Problem to work on
Copy out all lines of the records in which the word "meta" appears.

[Collected data]
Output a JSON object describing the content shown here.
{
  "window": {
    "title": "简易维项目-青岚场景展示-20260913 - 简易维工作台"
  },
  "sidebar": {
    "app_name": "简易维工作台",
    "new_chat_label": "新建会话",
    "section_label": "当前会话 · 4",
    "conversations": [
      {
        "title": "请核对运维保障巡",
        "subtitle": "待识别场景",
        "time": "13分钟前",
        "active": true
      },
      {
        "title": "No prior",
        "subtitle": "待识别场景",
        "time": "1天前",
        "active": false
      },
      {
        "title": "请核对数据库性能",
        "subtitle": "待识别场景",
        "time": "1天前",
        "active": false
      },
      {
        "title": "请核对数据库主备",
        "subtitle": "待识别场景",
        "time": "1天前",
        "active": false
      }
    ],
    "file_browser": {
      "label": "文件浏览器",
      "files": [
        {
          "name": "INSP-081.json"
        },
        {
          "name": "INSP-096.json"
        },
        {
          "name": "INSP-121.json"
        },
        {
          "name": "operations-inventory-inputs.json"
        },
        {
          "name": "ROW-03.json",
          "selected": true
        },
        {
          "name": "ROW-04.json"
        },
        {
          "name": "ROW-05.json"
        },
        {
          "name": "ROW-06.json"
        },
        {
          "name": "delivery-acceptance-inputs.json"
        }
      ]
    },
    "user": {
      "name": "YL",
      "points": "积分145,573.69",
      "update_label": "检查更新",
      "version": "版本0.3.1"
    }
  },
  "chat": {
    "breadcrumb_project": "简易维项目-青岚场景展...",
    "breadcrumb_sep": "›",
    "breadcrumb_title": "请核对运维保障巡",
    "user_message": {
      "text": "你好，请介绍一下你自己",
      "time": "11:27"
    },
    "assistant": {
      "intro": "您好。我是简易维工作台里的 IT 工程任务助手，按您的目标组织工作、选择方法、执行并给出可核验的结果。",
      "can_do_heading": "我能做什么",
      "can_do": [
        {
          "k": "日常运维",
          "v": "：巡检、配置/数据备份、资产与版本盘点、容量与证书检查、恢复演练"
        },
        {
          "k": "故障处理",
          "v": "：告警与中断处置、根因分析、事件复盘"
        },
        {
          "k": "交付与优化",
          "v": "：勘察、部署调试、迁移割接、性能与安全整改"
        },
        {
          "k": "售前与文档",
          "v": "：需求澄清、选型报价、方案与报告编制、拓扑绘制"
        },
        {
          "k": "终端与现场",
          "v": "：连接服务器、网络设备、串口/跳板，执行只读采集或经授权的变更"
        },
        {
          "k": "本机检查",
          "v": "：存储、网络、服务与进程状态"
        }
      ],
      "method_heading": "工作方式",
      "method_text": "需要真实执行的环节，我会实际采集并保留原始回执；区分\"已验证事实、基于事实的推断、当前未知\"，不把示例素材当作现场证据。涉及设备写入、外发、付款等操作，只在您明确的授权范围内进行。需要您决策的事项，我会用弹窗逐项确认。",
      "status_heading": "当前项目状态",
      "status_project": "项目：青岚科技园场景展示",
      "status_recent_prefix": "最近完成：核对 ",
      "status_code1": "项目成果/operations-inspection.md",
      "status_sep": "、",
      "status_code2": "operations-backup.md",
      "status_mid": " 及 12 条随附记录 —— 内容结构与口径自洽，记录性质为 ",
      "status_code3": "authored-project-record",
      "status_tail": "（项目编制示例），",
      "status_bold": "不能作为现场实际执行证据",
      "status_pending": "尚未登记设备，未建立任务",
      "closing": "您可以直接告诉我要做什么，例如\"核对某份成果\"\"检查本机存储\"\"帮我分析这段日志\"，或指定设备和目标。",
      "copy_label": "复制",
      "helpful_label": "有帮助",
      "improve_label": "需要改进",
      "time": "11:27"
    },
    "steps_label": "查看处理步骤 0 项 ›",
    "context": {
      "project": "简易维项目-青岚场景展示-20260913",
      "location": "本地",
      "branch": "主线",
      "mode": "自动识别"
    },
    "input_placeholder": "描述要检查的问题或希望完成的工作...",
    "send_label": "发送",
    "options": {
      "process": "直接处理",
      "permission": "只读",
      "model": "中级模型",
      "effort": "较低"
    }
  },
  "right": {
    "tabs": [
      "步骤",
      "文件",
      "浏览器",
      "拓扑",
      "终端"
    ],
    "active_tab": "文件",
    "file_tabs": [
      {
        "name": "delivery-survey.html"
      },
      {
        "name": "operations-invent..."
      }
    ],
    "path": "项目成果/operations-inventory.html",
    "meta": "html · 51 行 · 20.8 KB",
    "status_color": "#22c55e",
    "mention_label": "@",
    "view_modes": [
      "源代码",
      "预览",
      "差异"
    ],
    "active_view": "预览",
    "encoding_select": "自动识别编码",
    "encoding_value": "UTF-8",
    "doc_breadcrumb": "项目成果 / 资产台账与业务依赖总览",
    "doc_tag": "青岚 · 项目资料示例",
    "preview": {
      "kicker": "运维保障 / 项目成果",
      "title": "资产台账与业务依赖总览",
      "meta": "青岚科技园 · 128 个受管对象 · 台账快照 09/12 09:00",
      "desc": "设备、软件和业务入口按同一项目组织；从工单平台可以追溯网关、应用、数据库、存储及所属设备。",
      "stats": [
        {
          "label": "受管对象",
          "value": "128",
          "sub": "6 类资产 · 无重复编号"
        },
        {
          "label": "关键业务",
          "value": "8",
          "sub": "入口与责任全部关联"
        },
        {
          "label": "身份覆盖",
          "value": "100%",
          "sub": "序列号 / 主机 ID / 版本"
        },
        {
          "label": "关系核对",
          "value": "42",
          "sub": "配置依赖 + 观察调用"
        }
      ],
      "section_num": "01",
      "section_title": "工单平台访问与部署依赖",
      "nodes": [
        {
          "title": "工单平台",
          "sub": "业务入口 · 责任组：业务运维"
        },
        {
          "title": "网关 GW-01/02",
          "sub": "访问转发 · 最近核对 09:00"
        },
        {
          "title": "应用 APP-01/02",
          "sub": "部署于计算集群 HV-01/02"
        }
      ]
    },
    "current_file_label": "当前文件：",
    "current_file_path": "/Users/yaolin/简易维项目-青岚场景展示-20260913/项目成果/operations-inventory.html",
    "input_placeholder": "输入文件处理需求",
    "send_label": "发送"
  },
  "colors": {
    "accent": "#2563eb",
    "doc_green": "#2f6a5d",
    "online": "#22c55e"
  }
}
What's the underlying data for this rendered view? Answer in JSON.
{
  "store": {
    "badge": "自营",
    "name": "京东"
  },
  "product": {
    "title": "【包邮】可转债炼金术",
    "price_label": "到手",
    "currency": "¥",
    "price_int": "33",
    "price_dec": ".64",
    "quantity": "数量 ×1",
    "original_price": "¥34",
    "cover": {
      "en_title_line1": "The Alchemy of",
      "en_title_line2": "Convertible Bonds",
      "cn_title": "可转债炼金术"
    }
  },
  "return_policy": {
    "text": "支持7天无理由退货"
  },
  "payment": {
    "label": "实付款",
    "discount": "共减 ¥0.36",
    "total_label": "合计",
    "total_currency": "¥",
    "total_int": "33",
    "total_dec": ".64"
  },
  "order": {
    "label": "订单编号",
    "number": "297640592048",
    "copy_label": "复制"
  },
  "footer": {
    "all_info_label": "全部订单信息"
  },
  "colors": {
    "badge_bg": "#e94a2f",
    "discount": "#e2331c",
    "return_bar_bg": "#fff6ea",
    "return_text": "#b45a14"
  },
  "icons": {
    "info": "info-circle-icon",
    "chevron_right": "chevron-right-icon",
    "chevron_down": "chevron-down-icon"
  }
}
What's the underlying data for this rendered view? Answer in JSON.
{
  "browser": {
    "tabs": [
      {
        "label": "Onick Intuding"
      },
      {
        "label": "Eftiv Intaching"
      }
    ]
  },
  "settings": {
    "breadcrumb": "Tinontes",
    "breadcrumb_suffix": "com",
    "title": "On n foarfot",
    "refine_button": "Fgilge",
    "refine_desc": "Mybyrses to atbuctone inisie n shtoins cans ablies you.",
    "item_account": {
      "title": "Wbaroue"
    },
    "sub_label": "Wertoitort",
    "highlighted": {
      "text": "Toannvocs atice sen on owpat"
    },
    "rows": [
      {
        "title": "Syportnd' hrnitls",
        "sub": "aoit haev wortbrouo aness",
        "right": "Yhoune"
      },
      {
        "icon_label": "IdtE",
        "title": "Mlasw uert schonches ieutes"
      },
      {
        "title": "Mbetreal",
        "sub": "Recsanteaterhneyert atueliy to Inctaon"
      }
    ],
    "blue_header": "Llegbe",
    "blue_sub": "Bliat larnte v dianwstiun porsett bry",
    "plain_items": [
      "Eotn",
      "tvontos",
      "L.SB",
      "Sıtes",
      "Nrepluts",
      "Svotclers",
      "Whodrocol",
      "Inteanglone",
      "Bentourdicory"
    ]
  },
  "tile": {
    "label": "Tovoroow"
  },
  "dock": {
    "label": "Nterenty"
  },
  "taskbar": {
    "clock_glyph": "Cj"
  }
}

Response below
    "meta": "html · 51 行 · 20.8 KB",
      "meta": "青岚科技园 · 128 个受管对象 · 台账快照 09/12 09:00",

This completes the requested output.